**RECORDS TO PROCESS**
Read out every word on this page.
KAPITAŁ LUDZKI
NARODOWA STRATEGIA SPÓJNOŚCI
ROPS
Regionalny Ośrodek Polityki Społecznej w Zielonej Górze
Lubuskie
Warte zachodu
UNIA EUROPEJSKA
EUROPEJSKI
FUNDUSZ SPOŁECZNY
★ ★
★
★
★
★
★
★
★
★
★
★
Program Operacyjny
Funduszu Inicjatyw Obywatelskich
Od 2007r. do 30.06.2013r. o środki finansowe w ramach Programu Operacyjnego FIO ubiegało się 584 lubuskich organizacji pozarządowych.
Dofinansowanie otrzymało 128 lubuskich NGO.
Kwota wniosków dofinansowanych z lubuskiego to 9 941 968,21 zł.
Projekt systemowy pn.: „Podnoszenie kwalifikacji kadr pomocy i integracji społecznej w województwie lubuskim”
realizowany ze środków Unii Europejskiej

**WHAT YOU WILL DO**
Every record should be given again exactly.

**WRITTEN ANSWER**
Read out every word on this page.
KAPITAŁ LUDZKI
NARODOWA STRATEGIA SPÓJNOŚCI
ROPS
Regionalny Ośrodek Polityki Społecznej w Zielonej Górze
Lubuskie
Warte zachodu
UNIA EUROPEJSKA
EUROPEJSKI
FUNDUSZ SPOŁECZNY
★ ★
★
★
★
★
★
★
★
★
★
★
Program Operacyjny
Funduszu Inicjatyw Obywatelskich
Od 2007r. do 30.06.2013r. o środki finansowe w ramach Programu Operacyjnego FIO ubiegało się 584 lubuskich organizacji pozarządowych.
Dofinansowanie otrzymało 128 lubuskich NGO.
Kwota wniosków dofinansowanych z lubuskiego to 9 941 968,21 zł.
Projekt systemowy pn.: „Podnoszenie kwalifikacji kadr pomocy i integracji społecznej w województwie lubuskim”
realizowany ze środków Unii Europejskiej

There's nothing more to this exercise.